--- START GIVEN INFORMATION ---
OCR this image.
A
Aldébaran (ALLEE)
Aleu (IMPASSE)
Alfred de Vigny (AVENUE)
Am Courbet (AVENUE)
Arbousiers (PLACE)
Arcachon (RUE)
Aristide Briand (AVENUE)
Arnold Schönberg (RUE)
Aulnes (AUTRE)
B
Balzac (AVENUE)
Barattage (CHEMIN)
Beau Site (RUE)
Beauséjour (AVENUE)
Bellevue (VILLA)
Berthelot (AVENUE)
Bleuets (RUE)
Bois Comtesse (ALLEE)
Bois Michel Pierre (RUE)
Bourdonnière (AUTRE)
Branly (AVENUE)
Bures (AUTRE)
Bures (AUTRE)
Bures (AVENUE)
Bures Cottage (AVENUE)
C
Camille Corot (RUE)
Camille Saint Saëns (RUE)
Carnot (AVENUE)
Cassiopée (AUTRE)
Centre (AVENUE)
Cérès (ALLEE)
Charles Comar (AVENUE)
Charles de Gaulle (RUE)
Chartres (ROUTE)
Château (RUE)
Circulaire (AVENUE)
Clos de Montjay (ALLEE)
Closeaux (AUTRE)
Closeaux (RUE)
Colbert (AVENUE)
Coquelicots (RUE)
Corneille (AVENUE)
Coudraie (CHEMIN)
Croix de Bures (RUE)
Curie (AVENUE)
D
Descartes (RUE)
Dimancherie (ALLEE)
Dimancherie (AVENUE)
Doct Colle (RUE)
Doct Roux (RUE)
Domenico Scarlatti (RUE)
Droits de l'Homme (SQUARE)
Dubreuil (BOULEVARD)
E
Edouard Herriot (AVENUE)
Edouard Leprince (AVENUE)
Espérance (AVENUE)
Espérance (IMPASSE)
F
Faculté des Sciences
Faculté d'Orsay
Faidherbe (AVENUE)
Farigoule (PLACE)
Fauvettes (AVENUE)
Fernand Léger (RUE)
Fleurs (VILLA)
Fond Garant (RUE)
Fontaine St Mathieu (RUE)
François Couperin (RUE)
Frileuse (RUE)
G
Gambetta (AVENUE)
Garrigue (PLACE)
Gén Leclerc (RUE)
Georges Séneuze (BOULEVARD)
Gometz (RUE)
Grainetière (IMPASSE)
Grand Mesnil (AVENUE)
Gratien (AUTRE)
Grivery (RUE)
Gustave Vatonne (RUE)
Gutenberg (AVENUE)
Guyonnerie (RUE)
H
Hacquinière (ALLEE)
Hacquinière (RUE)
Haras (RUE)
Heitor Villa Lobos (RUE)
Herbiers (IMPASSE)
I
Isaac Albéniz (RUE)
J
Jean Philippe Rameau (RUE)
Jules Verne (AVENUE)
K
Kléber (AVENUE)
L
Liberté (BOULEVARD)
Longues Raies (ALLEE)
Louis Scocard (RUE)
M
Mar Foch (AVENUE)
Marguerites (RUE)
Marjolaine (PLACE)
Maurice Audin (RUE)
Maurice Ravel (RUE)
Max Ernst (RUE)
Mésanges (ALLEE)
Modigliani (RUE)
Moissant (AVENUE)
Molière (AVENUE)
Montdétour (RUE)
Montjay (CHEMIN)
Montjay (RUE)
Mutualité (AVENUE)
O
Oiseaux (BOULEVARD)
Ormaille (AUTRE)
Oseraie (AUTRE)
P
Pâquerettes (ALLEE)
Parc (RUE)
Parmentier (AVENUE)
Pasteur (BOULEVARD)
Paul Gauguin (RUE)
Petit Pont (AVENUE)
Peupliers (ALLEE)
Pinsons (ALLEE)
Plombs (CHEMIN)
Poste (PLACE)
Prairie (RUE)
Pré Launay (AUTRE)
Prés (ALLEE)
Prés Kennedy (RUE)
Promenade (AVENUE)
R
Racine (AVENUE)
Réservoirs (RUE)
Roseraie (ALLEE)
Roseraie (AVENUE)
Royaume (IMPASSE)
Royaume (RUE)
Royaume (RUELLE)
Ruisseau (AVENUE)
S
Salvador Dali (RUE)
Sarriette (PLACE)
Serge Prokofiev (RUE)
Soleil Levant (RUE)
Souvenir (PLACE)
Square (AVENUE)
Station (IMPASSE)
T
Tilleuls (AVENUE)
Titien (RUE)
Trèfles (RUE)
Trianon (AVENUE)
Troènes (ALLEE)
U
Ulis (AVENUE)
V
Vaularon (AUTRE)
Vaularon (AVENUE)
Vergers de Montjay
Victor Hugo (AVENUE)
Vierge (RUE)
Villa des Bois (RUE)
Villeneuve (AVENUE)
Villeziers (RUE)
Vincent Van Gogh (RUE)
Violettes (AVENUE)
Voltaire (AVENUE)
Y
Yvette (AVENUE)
--- END GIVEN INFORMATION ---
- _WRITTEN INSTRUCTION_
Extract the full listing and reproduce each line exactly.

- _TASK SOLUTION_
OCR this image.
A
Aldébaran (ALLEE)
Aleu (IMPASSE)
Alfred de Vigny (AVENUE)
Am Courbet (AVENUE)
Arbousiers (PLACE)
Arcachon (RUE)
Aristide Briand (AVENUE)
Arnold Schönberg (RUE)
Aulnes (AUTRE)
B
Balzac (AVENUE)
Barattage (CHEMIN)
Beau Site (RUE)
Beauséjour (AVENUE)
Bellevue (VILLA)
Berthelot (AVENUE)
Bleuets (RUE)
Bois Comtesse (ALLEE)
Bois Michel Pierre (RUE)
Bourdonnière (AUTRE)
Branly (AVENUE)
Bures (AUTRE)
Bures (AUTRE)
Bures (AVENUE)
Bures Cottage (AVENUE)
C
Camille Corot (RUE)
Camille Saint Saëns (RUE)
Carnot (AVENUE)
Cassiopée (AUTRE)
Centre (AVENUE)
Cérès (ALLEE)
Charles Comar (AVENUE)
Charles de Gaulle (RUE)
Chartres (ROUTE)
Château (RUE)
Circulaire (AVENUE)
Clos de Montjay (ALLEE)
Closeaux (AUTRE)
Closeaux (RUE)
Colbert (AVENUE)
Coquelicots (RUE)
Corneille (AVENUE)
Coudraie (CHEMIN)
Croix de Bures (RUE)
Curie (AVENUE)
D
Descartes (RUE)
Dimancherie (ALLEE)
Dimancherie (AVENUE)
Doct Colle (RUE)
Doct Roux (RUE)
Domenico Scarlatti (RUE)
Droits de l'Homme (SQUARE)
Dubreuil (BOULEVARD)
E
Edouard Herriot (AVENUE)
Edouard Leprince (AVENUE)
Espérance (AVENUE)
Espérance (IMPASSE)
F
Faculté des Sciences
Faculté d'Orsay
Faidherbe (AVENUE)
Farigoule (PLACE)
Fauvettes (AVENUE)
Fernand Léger (RUE)
Fleurs (VILLA)
Fond Garant (RUE)
Fontaine St Mathieu (RUE)
François Couperin (RUE)
Frileuse (RUE)
G
Gambetta (AVENUE)
Garrigue (PLACE)
Gén Leclerc (RUE)
Georges Séneuze (BOULEVARD)
Gometz (RUE)
Grainetière (IMPASSE)
Grand Mesnil (AVENUE)
Gratien (AUTRE)
Grivery (RUE)
Gustave Vatonne (RUE)
Gutenberg (AVENUE)
Guyonnerie (RUE)
H
Hacquinière (ALLEE)
Hacquinière (RUE)
Haras (RUE)
Heitor Villa Lobos (RUE)
Herbiers (IMPASSE)
I
Isaac Albéniz (RUE)
J
Jean Philippe Rameau (RUE)
Jules Verne (AVENUE)
K
Kléber (AVENUE)
L
Liberté (BOULEVARD)
Longues Raies (ALLEE)
Louis Scocard (RUE)
M
Mar Foch (AVENUE)
Marguerites (RUE)
Marjolaine (PLACE)
Maurice Audin (RUE)
Maurice Ravel (RUE)
Max Ernst (RUE)
Mésanges (ALLEE)
Modigliani (RUE)
Moissant (AVENUE)
Molière (AVENUE)
Montdétour (RUE)
Montjay (CHEMIN)
Montjay (RUE)
Mutualité (AVENUE)
O
Oiseaux (BOULEVARD)
Ormaille (AUTRE)
Oseraie (AUTRE)
P
Pâquerettes (ALLEE)
Parc (RUE)
Parmentier (AVENUE)
Pasteur (BOULEVARD)
Paul Gauguin (RUE)
Petit Pont (AVENUE)
Peupliers (ALLEE)
Pinsons (ALLEE)
Plombs (CHEMIN)
Poste (PLACE)
Prairie (RUE)
Pré Launay (AUTRE)
Prés (ALLEE)
Prés Kennedy (RUE)
Promenade (AVENUE)
R
Racine (AVENUE)
Réservoirs (RUE)
Roseraie (ALLEE)
Roseraie (AVENUE)
Royaume (IMPASSE)
Royaume (RUE)
Royaume (RUELLE)
Ruisseau (AVENUE)
S
Salvador Dali (RUE)
Sarriette (PLACE)
Serge Prokofiev (RUE)
Soleil Levant (RUE)
Souvenir (PLACE)
Square (AVENUE)
Station (IMPASSE)
T
Tilleuls (AVENUE)
Titien (RUE)
Trèfles (RUE)
Trianon (AVENUE)
Troènes (ALLEE)
U
Ulis (AVENUE)
V
Vaularon (AUTRE)
Vaularon (AVENUE)
Vergers de Montjay
Victor Hugo (AVENUE)
Vierge (RUE)
Villa des Bois (RUE)
Villeneuve (AVENUE)
Villeziers (RUE)
Vincent Van Gogh (RUE)
Violettes (AVENUE)
Voltaire (AVENUE)
Y
Yvette (AVENUE)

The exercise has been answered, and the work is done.